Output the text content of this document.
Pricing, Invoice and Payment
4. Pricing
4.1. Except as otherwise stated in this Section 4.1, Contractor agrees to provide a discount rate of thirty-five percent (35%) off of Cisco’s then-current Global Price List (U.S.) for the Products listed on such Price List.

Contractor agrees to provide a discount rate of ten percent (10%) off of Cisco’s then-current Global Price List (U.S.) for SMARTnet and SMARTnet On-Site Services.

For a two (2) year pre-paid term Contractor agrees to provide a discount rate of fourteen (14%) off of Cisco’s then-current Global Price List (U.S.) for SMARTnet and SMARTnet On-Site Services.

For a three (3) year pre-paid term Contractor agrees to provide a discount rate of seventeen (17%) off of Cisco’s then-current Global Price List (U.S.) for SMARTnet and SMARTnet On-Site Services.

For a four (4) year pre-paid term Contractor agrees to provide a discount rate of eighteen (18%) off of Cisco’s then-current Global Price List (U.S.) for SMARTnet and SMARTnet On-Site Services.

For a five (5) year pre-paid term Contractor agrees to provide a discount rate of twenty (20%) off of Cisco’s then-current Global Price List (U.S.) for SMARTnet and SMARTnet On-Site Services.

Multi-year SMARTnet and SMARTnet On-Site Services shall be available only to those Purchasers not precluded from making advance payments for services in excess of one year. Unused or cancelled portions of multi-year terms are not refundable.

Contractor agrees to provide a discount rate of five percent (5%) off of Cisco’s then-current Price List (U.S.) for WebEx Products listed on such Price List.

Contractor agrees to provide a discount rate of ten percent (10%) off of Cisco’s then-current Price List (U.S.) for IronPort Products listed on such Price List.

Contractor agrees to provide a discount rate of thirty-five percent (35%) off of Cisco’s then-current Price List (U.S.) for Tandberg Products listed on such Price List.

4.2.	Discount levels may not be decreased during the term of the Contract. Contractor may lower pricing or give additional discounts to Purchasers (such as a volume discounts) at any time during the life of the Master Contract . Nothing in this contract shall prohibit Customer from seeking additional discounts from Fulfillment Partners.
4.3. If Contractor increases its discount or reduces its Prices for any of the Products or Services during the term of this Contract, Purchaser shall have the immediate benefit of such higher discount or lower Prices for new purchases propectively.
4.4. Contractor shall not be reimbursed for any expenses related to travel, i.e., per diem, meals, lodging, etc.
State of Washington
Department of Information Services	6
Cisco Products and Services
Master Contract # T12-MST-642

━━━━━━━━━━━━━━━━

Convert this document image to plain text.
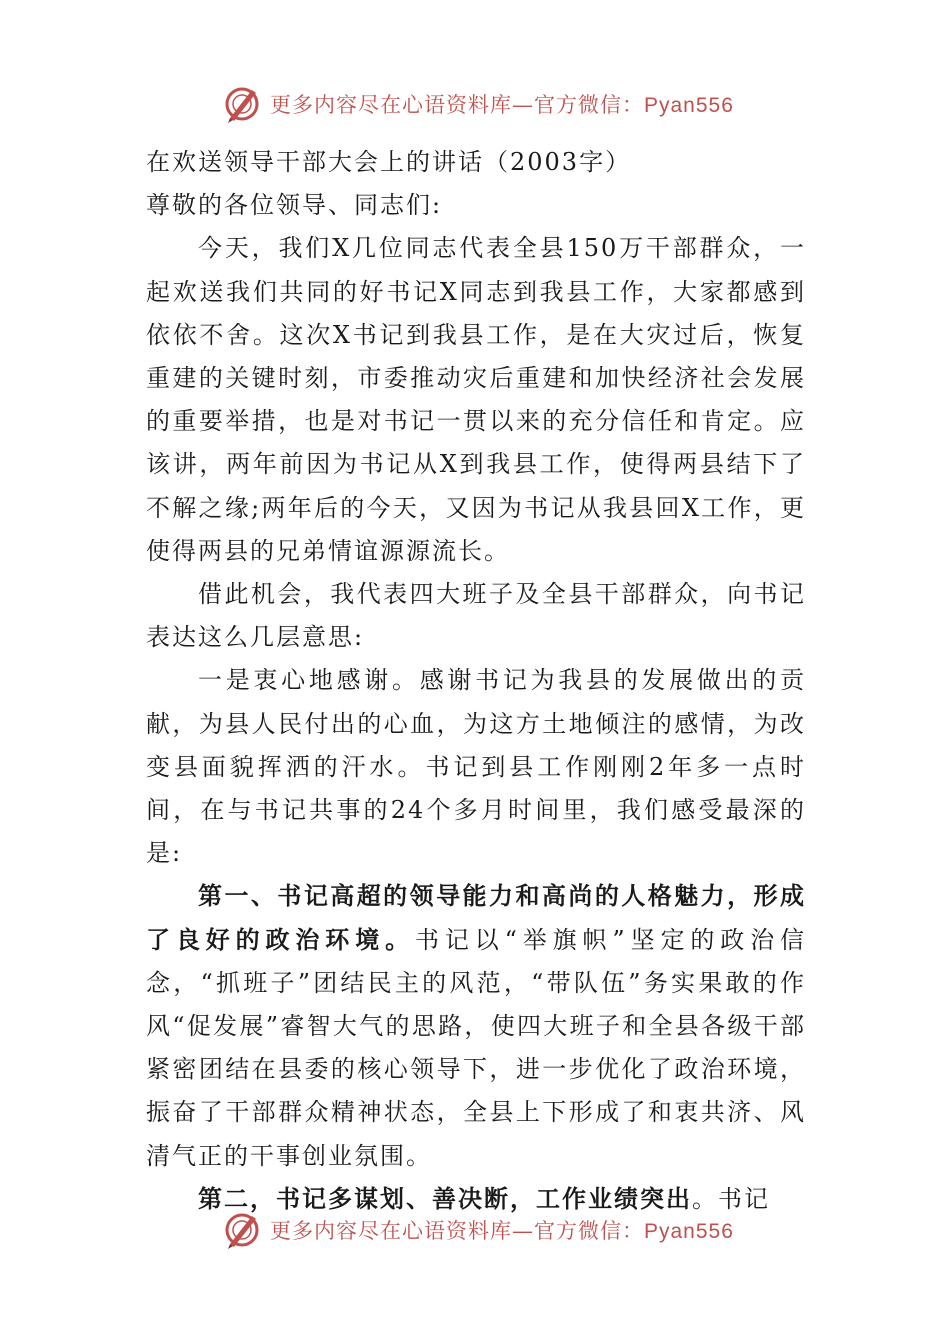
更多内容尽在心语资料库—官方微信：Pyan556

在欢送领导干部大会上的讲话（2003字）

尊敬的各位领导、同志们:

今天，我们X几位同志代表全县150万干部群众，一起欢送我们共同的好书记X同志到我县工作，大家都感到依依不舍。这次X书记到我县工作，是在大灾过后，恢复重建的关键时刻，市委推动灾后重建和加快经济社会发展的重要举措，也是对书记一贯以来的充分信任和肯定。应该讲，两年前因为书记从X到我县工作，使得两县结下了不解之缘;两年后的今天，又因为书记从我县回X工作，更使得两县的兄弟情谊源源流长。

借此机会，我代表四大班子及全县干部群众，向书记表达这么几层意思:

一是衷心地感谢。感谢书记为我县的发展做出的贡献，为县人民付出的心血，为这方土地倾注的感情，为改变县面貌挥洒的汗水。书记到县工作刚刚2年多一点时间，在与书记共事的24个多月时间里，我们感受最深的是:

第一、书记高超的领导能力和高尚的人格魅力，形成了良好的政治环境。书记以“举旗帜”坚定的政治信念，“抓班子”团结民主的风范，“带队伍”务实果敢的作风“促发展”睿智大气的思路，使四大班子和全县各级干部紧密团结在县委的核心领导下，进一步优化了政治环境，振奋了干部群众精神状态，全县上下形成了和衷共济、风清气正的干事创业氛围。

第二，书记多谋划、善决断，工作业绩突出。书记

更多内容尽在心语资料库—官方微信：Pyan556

━━━━━━━━━━━━━━━━

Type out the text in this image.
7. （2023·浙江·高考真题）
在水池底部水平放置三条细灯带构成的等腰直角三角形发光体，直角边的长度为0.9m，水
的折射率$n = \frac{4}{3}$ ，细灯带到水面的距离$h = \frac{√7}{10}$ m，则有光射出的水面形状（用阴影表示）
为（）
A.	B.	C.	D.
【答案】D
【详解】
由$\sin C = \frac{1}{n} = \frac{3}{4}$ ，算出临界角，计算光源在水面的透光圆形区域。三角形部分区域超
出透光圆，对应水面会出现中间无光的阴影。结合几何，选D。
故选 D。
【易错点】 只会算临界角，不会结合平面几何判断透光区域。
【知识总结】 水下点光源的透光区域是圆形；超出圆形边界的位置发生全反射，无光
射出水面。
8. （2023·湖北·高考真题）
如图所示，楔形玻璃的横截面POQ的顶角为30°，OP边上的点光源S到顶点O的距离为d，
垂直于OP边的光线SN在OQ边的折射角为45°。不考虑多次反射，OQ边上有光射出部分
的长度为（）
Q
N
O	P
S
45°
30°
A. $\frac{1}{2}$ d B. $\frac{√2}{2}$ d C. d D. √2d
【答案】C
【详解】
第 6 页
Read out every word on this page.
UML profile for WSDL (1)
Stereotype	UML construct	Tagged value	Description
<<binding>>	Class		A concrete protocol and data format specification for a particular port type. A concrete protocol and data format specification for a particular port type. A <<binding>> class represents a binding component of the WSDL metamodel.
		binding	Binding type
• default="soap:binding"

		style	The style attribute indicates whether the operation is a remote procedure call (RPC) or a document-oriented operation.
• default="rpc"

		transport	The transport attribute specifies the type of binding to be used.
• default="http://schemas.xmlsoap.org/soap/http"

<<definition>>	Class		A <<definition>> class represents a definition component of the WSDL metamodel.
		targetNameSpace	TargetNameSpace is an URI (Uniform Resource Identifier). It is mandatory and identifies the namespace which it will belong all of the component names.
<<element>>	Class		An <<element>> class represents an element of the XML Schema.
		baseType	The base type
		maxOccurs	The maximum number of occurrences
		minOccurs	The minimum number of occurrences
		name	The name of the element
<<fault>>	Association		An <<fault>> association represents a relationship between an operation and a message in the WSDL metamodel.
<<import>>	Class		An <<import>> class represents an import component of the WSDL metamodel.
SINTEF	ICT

━━━━━━━━━━━━━━━━

Your instructions
From the records above, pull out every line containing the word "operation".

Task result
		style	The style attribute indicates whether the operation is a remote procedure call (RPC) or a document-oriented operation.
<<fault>>	Association		An <<fault>> association represents a relationship between an operation and a message in the WSDL metamodel.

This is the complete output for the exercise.